▸ WRITTEN TASK: Find each line containing the string "following". Copy it.

▸ EXTRACTED INFORMATION:
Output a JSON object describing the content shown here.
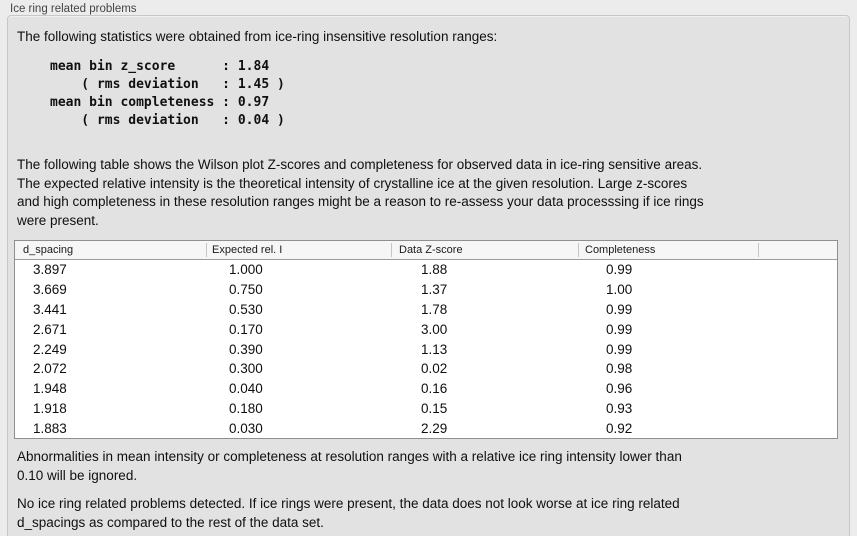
{
  "panel": {
    "title": "Ice ring related problems"
  },
  "intro": "The following statistics were obtained from ice-ring insensitive resolution ranges:",
  "stats": {
    "lines": [
      "mean bin z_score      : 1.84",
      "    ( rms deviation   : 1.45 )",
      "mean bin completeness : 0.97",
      "    ( rms deviation   : 0.04 )"
    ]
  },
  "description": {
    "lines": [
      "The following table shows the Wilson plot Z-scores and completeness for observed data in ice-ring sensitive areas.",
      "The expected relative intensity is the theoretical intensity of crystalline ice at the given resolution. Large z-scores",
      "and high completeness in these resolution ranges might be a reason to re-assess your data processsing if ice rings",
      "were present."
    ]
  },
  "table": {
    "columns": [
      "d_spacing",
      "Expected rel. I",
      "Data Z-score",
      "Completeness"
    ],
    "rows": [
      [
        "3.897",
        "1.000",
        "1.88",
        "0.99"
      ],
      [
        "3.669",
        "0.750",
        "1.37",
        "1.00"
      ],
      [
        "3.441",
        "0.530",
        "1.78",
        "0.99"
      ],
      [
        "2.671",
        "0.170",
        "3.00",
        "0.99"
      ],
      [
        "2.249",
        "0.390",
        "1.13",
        "0.99"
      ],
      [
        "2.072",
        "0.300",
        "0.02",
        "0.98"
      ],
      [
        "1.948",
        "0.040",
        "0.16",
        "0.96"
      ],
      [
        "1.918",
        "0.180",
        "0.15",
        "0.93"
      ],
      [
        "1.883",
        "0.030",
        "2.29",
        "0.92"
      ]
    ]
  },
  "note": {
    "lines": [
      "Abnormalities in mean intensity or completeness at resolution ranges with a relative ice ring intensity lower than",
      "0.10 will be ignored."
    ]
  },
  "conclusion": {
    "lines": [
      "No ice ring related problems detected. If ice rings were present, the data does not look worse at ice ring related",
      "d_spacings as compared to the rest of the data set."
    ]
  },
  "colors": {
    "page_background": "#ececec",
    "panel_background": "#e2e2e2",
    "panel_border": "#c7c7c7",
    "table_border": "#8f8f8f",
    "table_header_background": "#f6f6f6",
    "text": "#0f0f0f"
  }
}
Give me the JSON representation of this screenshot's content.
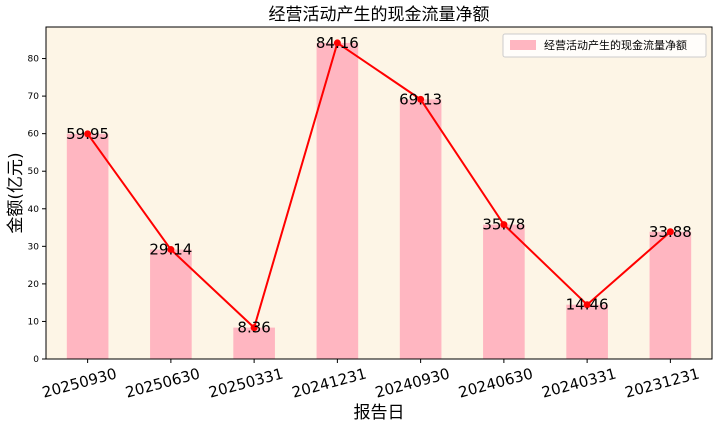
{
  "chart_data": {
    "type": "bar",
    "title": "经营活动产生的现金流量净额",
    "xlabel": "报告日",
    "ylabel": "金额(亿元)",
    "categories": [
      "20250930",
      "20250630",
      "20250331",
      "20241231",
      "20240930",
      "20240630",
      "20240331",
      "20231231"
    ],
    "series": [
      {
        "name": "经营活动产生的现金流量净额",
        "values": [
          59.95,
          29.14,
          8.36,
          84.16,
          69.13,
          35.78,
          14.46,
          33.88
        ]
      }
    ],
    "data_labels": [
      "59.95",
      "29.14",
      "8.36",
      "84.16",
      "69.13",
      "35.78",
      "14.46",
      "33.88"
    ],
    "yticks": [
      "0",
      "10",
      "20",
      "30",
      "40",
      "50",
      "60",
      "70",
      "80"
    ],
    "ylim": [
      0,
      88.4
    ],
    "overlay_line": true,
    "grid": false,
    "legend_position": "top-right",
    "colors": {
      "bar": "#ffb6c1",
      "line": "#ff0000",
      "plot_background": "#fdf5e6",
      "frame": "#000000"
    }
  }
}
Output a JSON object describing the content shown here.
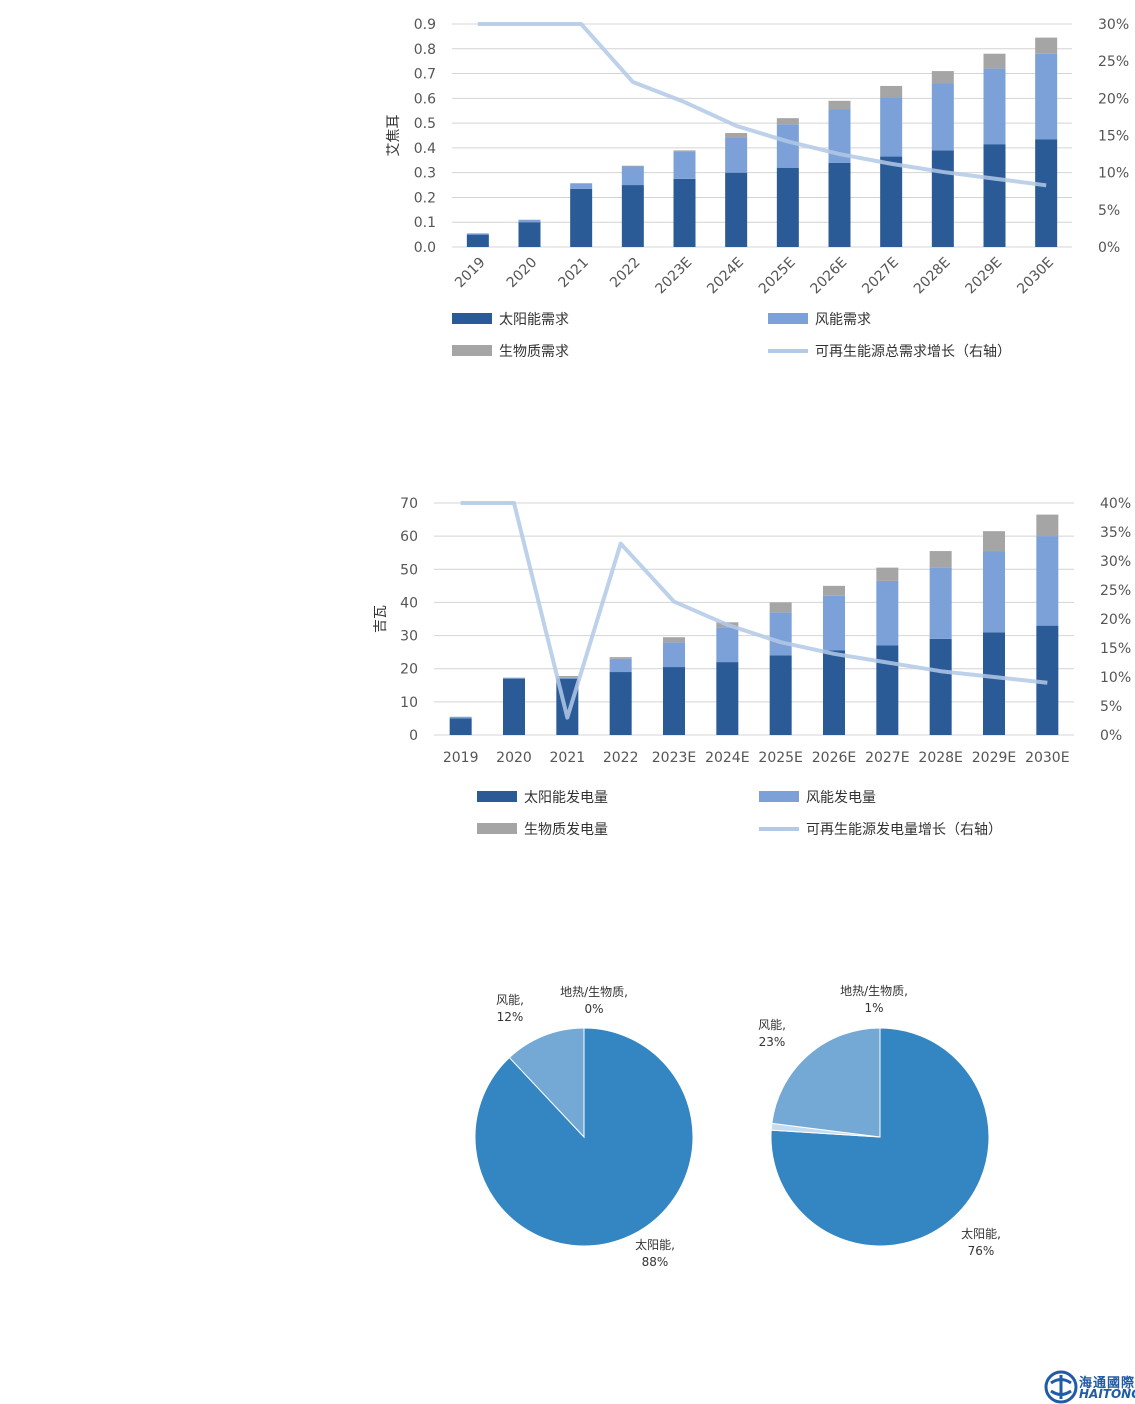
{
  "chart_data": [
    {
      "type": "bar",
      "stacked": true,
      "ylabel": "艾焦耳",
      "ylim": [
        0,
        0.9
      ],
      "yticks": [
        "0.0",
        "0.1",
        "0.2",
        "0.3",
        "0.4",
        "0.5",
        "0.6",
        "0.7",
        "0.8",
        "0.9"
      ],
      "y2lim": [
        0,
        30
      ],
      "y2ticks": [
        "0%",
        "5%",
        "10%",
        "15%",
        "20%",
        "25%",
        "30%"
      ],
      "categories": [
        "2019",
        "2020",
        "2021",
        "2022",
        "2023E",
        "2024E",
        "2025E",
        "2026E",
        "2027E",
        "2028E",
        "2029E",
        "2030E"
      ],
      "series": [
        {
          "name": "太阳能需求",
          "kind": "bar",
          "color": "#2a5b97",
          "values": [
            0.05,
            0.1,
            0.235,
            0.25,
            0.275,
            0.3,
            0.32,
            0.34,
            0.365,
            0.39,
            0.415,
            0.435
          ]
        },
        {
          "name": "风能需求",
          "kind": "bar",
          "color": "#7ba1d8",
          "values": [
            0.005,
            0.01,
            0.02,
            0.075,
            0.11,
            0.14,
            0.175,
            0.215,
            0.24,
            0.27,
            0.305,
            0.345
          ]
        },
        {
          "name": "生物质需求",
          "kind": "bar",
          "color": "#a5a5a5",
          "values": [
            0,
            0,
            0.003,
            0.003,
            0.005,
            0.02,
            0.025,
            0.035,
            0.045,
            0.05,
            0.06,
            0.065
          ]
        },
        {
          "name": "可再生能源总需求增长（右轴）",
          "kind": "line",
          "axis": "right",
          "color": "#b3c9e6",
          "values": [
            30,
            30,
            30,
            22.2,
            19.5,
            16.3,
            14.2,
            12.5,
            11.2,
            10.1,
            9.2,
            8.3
          ]
        }
      ],
      "legend": "bottom"
    },
    {
      "type": "bar",
      "stacked": true,
      "ylabel": "吉瓦",
      "ylim": [
        0,
        70
      ],
      "yticks": [
        "0",
        "10",
        "20",
        "30",
        "40",
        "50",
        "60",
        "70"
      ],
      "y2lim": [
        0,
        40
      ],
      "y2ticks": [
        "0%",
        "5%",
        "10%",
        "15%",
        "20%",
        "25%",
        "30%",
        "35%",
        "40%"
      ],
      "categories": [
        "2019",
        "2020",
        "2021",
        "2022",
        "2023E",
        "2024E",
        "2025E",
        "2026E",
        "2027E",
        "2028E",
        "2029E",
        "2030E"
      ],
      "series": [
        {
          "name": "太阳能发电量",
          "kind": "bar",
          "color": "#2a5b97",
          "values": [
            5,
            17,
            17,
            19,
            20.5,
            22,
            24,
            25.5,
            27,
            29,
            31,
            33
          ]
        },
        {
          "name": "风能发电量",
          "kind": "bar",
          "color": "#7ba1d8",
          "values": [
            0.5,
            0.3,
            0.3,
            4,
            7.5,
            10.5,
            13,
            16.5,
            19.5,
            21.5,
            24.5,
            27
          ]
        },
        {
          "name": "生物质发电量",
          "kind": "bar",
          "color": "#a5a5a5",
          "values": [
            0,
            0,
            0.5,
            0.5,
            1.5,
            1.5,
            3,
            3,
            4,
            5,
            6,
            6.5
          ]
        },
        {
          "name": "可再生能源发电量增长（右轴）",
          "kind": "line",
          "axis": "right",
          "color": "#b3c9e6",
          "values": [
            40,
            40,
            3,
            33,
            23,
            19,
            16,
            14,
            12.5,
            11,
            10,
            9
          ]
        }
      ],
      "legend": "bottom"
    },
    {
      "type": "pie",
      "slices": [
        {
          "label": "太阳能,",
          "pct": "88%",
          "value": 88,
          "color": "#3486c3"
        },
        {
          "label": "地热/生物质,",
          "pct": "0%",
          "value": 0,
          "color": "#c5dbef"
        },
        {
          "label": "风能,",
          "pct": "12%",
          "value": 12,
          "color": "#74a9d5"
        }
      ]
    },
    {
      "type": "pie",
      "slices": [
        {
          "label": "太阳能,",
          "pct": "76%",
          "value": 76,
          "color": "#3486c3"
        },
        {
          "label": "地热/生物质,",
          "pct": "1%",
          "value": 1,
          "color": "#c5dbef"
        },
        {
          "label": "风能,",
          "pct": "23%",
          "value": 23,
          "color": "#74a9d5"
        }
      ]
    }
  ],
  "brand": {
    "name_cn": "海通國際",
    "name_en": "HAITONG"
  }
}
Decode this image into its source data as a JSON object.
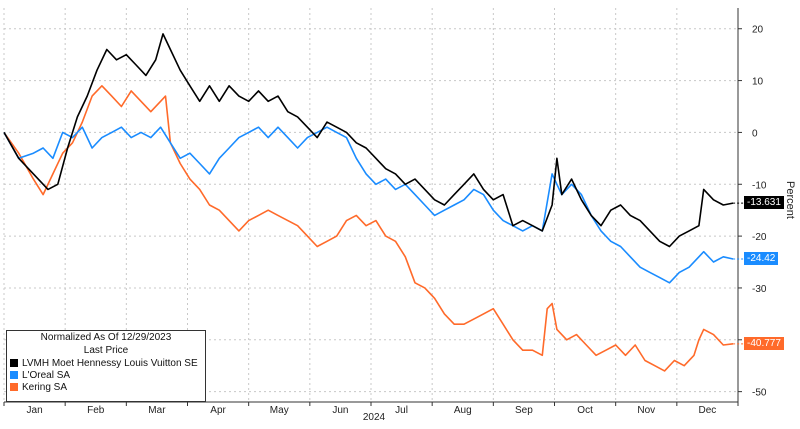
{
  "chart_data": {
    "type": "line",
    "xlabel": "2024",
    "ylabel": "Percent",
    "ylim": [
      -52,
      24
    ],
    "y_ticks": [
      20,
      10,
      0,
      -10,
      -20,
      -30,
      -40,
      -50
    ],
    "x_months": [
      "Jan",
      "Feb",
      "Mar",
      "Apr",
      "May",
      "Jun",
      "Jul",
      "Aug",
      "Sep",
      "Oct",
      "Nov",
      "Dec"
    ],
    "legend": {
      "title_line1": "Normalized As Of 12/29/2023",
      "title_line2": "Last Price",
      "placement": "bottom-left"
    },
    "grid": true,
    "series": [
      {
        "name": "LVMH Moet Hennessy Louis Vuitton SE",
        "color": "#000000",
        "last_label": "-13.631",
        "points": [
          [
            0,
            0
          ],
          [
            3,
            -5
          ],
          [
            6,
            -8
          ],
          [
            9,
            -11
          ],
          [
            11,
            -10
          ],
          [
            13,
            -3
          ],
          [
            15,
            3
          ],
          [
            17,
            7
          ],
          [
            19,
            12
          ],
          [
            21,
            16
          ],
          [
            23,
            14
          ],
          [
            25,
            15
          ],
          [
            27,
            13
          ],
          [
            29,
            11
          ],
          [
            31,
            14
          ],
          [
            32.5,
            19
          ],
          [
            34,
            16
          ],
          [
            36,
            12
          ],
          [
            38,
            9
          ],
          [
            40,
            6
          ],
          [
            42,
            9
          ],
          [
            44,
            6
          ],
          [
            46,
            9
          ],
          [
            48,
            7
          ],
          [
            50,
            6
          ],
          [
            52,
            8
          ],
          [
            54,
            6
          ],
          [
            56,
            7
          ],
          [
            58,
            4
          ],
          [
            60,
            3
          ],
          [
            62,
            1
          ],
          [
            64,
            -1
          ],
          [
            66,
            2
          ],
          [
            68,
            1
          ],
          [
            70,
            0
          ],
          [
            72,
            -2
          ],
          [
            74,
            -3
          ],
          [
            76,
            -5
          ],
          [
            78,
            -7
          ],
          [
            80,
            -8
          ],
          [
            82,
            -10
          ],
          [
            84,
            -9
          ],
          [
            86,
            -11
          ],
          [
            88,
            -13
          ],
          [
            90,
            -14
          ],
          [
            92,
            -12
          ],
          [
            94,
            -10
          ],
          [
            96,
            -8
          ],
          [
            98,
            -11
          ],
          [
            100,
            -13
          ],
          [
            102,
            -12
          ],
          [
            104,
            -18
          ],
          [
            106,
            -17
          ],
          [
            108,
            -18
          ],
          [
            110,
            -19
          ],
          [
            112,
            -14
          ],
          [
            113,
            -5
          ],
          [
            114,
            -12
          ],
          [
            116,
            -9
          ],
          [
            118,
            -13
          ],
          [
            120,
            -16
          ],
          [
            122,
            -18
          ],
          [
            124,
            -15
          ],
          [
            126,
            -14
          ],
          [
            128,
            -16
          ],
          [
            130,
            -17
          ],
          [
            132,
            -19
          ],
          [
            134,
            -21
          ],
          [
            136,
            -22
          ],
          [
            138,
            -20
          ],
          [
            140,
            -19
          ],
          [
            142,
            -18
          ],
          [
            143,
            -11
          ],
          [
            145,
            -13
          ],
          [
            147,
            -14
          ],
          [
            149,
            -13.631
          ]
        ]
      },
      {
        "name": "L'Oreal SA",
        "color": "#1a8cff",
        "last_label": "-24.42",
        "points": [
          [
            0,
            0
          ],
          [
            3,
            -5
          ],
          [
            6,
            -4
          ],
          [
            8,
            -3
          ],
          [
            10,
            -5
          ],
          [
            12,
            0
          ],
          [
            14,
            -1
          ],
          [
            16,
            1
          ],
          [
            18,
            -3
          ],
          [
            20,
            -1
          ],
          [
            22,
            0
          ],
          [
            24,
            1
          ],
          [
            26,
            -1
          ],
          [
            28,
            0
          ],
          [
            30,
            -1
          ],
          [
            32,
            1
          ],
          [
            34,
            -2
          ],
          [
            36,
            -5
          ],
          [
            38,
            -4
          ],
          [
            40,
            -6
          ],
          [
            42,
            -8
          ],
          [
            44,
            -5
          ],
          [
            46,
            -3
          ],
          [
            48,
            -1
          ],
          [
            50,
            0
          ],
          [
            52,
            1
          ],
          [
            54,
            -1
          ],
          [
            56,
            1
          ],
          [
            58,
            -1
          ],
          [
            60,
            -3
          ],
          [
            62,
            -1
          ],
          [
            64,
            0
          ],
          [
            66,
            1
          ],
          [
            68,
            0
          ],
          [
            70,
            -1
          ],
          [
            72,
            -5
          ],
          [
            74,
            -8
          ],
          [
            76,
            -10
          ],
          [
            78,
            -9
          ],
          [
            80,
            -11
          ],
          [
            82,
            -10
          ],
          [
            84,
            -12
          ],
          [
            86,
            -14
          ],
          [
            88,
            -16
          ],
          [
            90,
            -15
          ],
          [
            92,
            -14
          ],
          [
            94,
            -13
          ],
          [
            96,
            -11
          ],
          [
            98,
            -12
          ],
          [
            100,
            -15
          ],
          [
            102,
            -17
          ],
          [
            104,
            -18
          ],
          [
            106,
            -19
          ],
          [
            108,
            -18
          ],
          [
            110,
            -19
          ],
          [
            112,
            -8
          ],
          [
            113,
            -10
          ],
          [
            114,
            -12
          ],
          [
            116,
            -10
          ],
          [
            118,
            -12
          ],
          [
            120,
            -16
          ],
          [
            122,
            -19
          ],
          [
            124,
            -21
          ],
          [
            126,
            -22
          ],
          [
            128,
            -24
          ],
          [
            130,
            -26
          ],
          [
            132,
            -27
          ],
          [
            134,
            -28
          ],
          [
            136,
            -29
          ],
          [
            138,
            -27
          ],
          [
            140,
            -26
          ],
          [
            142,
            -24
          ],
          [
            143,
            -23
          ],
          [
            145,
            -25
          ],
          [
            147,
            -24
          ],
          [
            149,
            -24.42
          ]
        ]
      },
      {
        "name": "Kering SA",
        "color": "#ff6a2a",
        "last_label": "-40.777",
        "points": [
          [
            0,
            0
          ],
          [
            3,
            -4
          ],
          [
            6,
            -9
          ],
          [
            8,
            -12
          ],
          [
            10,
            -8
          ],
          [
            12,
            -4
          ],
          [
            14,
            -2
          ],
          [
            16,
            2
          ],
          [
            18,
            7
          ],
          [
            20,
            9
          ],
          [
            22,
            7
          ],
          [
            24,
            5
          ],
          [
            26,
            8
          ],
          [
            28,
            6
          ],
          [
            30,
            4
          ],
          [
            32,
            6
          ],
          [
            33,
            7
          ],
          [
            34,
            -2
          ],
          [
            36,
            -6
          ],
          [
            38,
            -9
          ],
          [
            40,
            -11
          ],
          [
            42,
            -14
          ],
          [
            44,
            -15
          ],
          [
            46,
            -17
          ],
          [
            48,
            -19
          ],
          [
            50,
            -17
          ],
          [
            52,
            -16
          ],
          [
            54,
            -15
          ],
          [
            56,
            -16
          ],
          [
            58,
            -17
          ],
          [
            60,
            -18
          ],
          [
            62,
            -20
          ],
          [
            64,
            -22
          ],
          [
            66,
            -21
          ],
          [
            68,
            -20
          ],
          [
            70,
            -17
          ],
          [
            72,
            -16
          ],
          [
            74,
            -18
          ],
          [
            76,
            -17
          ],
          [
            78,
            -20
          ],
          [
            80,
            -21
          ],
          [
            82,
            -24
          ],
          [
            84,
            -29
          ],
          [
            86,
            -30
          ],
          [
            88,
            -32
          ],
          [
            90,
            -35
          ],
          [
            92,
            -37
          ],
          [
            94,
            -37
          ],
          [
            96,
            -36
          ],
          [
            98,
            -35
          ],
          [
            100,
            -34
          ],
          [
            102,
            -37
          ],
          [
            104,
            -40
          ],
          [
            106,
            -42
          ],
          [
            108,
            -42
          ],
          [
            110,
            -43
          ],
          [
            111,
            -34
          ],
          [
            112,
            -33
          ],
          [
            113,
            -38
          ],
          [
            115,
            -40
          ],
          [
            117,
            -39
          ],
          [
            119,
            -41
          ],
          [
            121,
            -43
          ],
          [
            123,
            -42
          ],
          [
            125,
            -41
          ],
          [
            127,
            -43
          ],
          [
            129,
            -41
          ],
          [
            131,
            -44
          ],
          [
            133,
            -45
          ],
          [
            135,
            -46
          ],
          [
            137,
            -44
          ],
          [
            139,
            -45
          ],
          [
            141,
            -43
          ],
          [
            142,
            -40
          ],
          [
            143,
            -38
          ],
          [
            145,
            -39
          ],
          [
            147,
            -41
          ],
          [
            149,
            -40.777
          ]
        ]
      }
    ]
  }
}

▸ FINISHED TASK:
  "intro": "The following statistics were obtained from ice-ring insensitive resolution ranges:",
      "The following table shows the Wilson plot Z-scores and completeness for observed data in ice-ring sensitive areas.",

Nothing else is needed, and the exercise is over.